[Collection entries]
--- start ---
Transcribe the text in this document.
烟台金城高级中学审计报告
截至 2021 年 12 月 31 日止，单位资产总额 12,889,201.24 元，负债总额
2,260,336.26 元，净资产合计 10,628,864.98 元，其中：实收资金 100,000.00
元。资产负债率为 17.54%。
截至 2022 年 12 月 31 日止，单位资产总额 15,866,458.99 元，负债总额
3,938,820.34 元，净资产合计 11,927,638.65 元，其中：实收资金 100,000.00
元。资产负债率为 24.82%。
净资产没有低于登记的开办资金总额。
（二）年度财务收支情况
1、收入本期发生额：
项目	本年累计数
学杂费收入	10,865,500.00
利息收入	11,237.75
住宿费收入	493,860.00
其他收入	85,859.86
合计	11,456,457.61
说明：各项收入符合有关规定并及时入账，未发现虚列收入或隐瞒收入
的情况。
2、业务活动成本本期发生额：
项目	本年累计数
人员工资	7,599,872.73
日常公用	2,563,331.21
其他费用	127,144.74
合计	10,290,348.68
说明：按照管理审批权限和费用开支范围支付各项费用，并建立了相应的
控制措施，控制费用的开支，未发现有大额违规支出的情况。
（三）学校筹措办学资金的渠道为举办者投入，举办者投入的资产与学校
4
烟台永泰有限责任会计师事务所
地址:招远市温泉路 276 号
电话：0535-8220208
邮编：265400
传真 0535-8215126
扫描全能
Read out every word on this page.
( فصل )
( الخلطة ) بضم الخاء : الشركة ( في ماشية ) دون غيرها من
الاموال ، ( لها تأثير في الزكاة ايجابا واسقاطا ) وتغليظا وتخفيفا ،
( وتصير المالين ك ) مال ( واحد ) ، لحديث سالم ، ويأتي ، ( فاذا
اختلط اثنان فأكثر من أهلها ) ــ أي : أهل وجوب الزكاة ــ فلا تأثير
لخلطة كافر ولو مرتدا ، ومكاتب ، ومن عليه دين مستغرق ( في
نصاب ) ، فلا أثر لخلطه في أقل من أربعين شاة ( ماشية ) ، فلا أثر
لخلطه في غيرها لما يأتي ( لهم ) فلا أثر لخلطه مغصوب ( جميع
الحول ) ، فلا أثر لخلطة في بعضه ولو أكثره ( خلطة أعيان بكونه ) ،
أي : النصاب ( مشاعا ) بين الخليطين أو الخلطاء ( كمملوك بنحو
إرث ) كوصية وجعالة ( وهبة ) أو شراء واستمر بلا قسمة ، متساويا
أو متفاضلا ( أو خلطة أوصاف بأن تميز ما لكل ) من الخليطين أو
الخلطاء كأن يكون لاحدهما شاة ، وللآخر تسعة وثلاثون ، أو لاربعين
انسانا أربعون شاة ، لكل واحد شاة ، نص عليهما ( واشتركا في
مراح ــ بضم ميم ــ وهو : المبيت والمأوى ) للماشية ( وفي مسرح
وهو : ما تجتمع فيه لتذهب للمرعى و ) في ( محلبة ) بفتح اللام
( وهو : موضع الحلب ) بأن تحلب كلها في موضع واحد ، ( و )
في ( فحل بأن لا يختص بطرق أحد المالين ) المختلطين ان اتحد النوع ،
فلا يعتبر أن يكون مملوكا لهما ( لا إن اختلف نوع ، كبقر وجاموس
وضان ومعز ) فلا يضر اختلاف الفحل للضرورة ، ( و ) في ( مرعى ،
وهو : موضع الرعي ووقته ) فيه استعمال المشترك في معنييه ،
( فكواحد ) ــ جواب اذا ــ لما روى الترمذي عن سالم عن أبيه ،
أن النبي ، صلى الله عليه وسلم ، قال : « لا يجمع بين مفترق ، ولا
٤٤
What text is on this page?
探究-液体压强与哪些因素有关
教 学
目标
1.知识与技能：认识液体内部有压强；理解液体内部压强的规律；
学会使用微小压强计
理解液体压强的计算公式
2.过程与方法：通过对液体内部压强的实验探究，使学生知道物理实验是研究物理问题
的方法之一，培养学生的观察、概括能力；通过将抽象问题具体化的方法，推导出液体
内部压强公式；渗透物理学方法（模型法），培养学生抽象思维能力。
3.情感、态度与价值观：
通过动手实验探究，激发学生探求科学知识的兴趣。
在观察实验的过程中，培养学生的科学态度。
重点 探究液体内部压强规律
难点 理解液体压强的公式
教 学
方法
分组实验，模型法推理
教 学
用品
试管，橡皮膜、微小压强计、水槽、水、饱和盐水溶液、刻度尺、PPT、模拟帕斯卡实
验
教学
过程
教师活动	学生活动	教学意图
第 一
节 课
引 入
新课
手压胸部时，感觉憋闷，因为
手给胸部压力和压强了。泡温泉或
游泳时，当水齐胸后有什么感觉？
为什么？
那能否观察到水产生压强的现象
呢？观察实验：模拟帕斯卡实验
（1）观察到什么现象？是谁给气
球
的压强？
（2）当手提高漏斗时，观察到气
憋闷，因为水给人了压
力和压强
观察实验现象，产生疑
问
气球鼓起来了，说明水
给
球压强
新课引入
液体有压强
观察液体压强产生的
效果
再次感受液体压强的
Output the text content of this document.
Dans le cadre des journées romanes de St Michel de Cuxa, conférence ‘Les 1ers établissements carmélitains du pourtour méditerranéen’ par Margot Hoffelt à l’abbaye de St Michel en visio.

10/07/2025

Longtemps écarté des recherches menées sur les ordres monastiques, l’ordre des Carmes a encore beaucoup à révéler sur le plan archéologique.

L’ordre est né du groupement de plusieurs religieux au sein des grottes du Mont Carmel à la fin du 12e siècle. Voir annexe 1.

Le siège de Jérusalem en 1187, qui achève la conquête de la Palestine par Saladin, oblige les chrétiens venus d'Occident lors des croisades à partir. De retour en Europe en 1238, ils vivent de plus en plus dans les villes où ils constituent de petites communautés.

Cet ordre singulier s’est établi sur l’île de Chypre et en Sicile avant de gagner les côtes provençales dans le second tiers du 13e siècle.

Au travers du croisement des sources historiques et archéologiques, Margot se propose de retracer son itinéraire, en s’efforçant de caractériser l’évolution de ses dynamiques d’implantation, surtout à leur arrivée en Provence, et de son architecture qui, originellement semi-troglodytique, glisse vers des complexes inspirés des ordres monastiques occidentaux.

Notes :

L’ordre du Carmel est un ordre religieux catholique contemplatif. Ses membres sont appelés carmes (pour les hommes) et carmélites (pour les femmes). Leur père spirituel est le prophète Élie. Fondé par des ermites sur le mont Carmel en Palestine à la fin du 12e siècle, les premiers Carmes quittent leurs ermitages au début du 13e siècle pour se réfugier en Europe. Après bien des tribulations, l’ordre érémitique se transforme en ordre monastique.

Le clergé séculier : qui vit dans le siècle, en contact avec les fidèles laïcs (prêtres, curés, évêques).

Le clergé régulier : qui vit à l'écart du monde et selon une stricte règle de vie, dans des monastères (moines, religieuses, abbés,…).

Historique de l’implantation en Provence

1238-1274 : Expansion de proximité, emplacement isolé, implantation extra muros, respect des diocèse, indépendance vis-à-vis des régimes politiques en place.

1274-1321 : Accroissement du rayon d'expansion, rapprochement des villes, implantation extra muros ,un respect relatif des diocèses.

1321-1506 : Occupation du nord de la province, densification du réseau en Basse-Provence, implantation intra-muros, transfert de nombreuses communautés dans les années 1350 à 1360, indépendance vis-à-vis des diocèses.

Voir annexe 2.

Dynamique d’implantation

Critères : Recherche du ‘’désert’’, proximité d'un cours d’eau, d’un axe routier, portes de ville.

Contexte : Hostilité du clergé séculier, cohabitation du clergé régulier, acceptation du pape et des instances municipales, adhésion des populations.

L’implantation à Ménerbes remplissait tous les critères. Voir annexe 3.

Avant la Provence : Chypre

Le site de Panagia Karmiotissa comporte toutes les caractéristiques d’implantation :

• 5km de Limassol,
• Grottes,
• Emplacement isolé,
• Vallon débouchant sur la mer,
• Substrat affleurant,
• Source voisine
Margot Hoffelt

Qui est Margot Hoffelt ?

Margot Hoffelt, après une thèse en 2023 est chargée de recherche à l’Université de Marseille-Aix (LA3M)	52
--- end ---
- **Written problem**
In the entries above, find the lines containing the word "séculier" and say how many there are, with no other words.

- **Correct answer**
2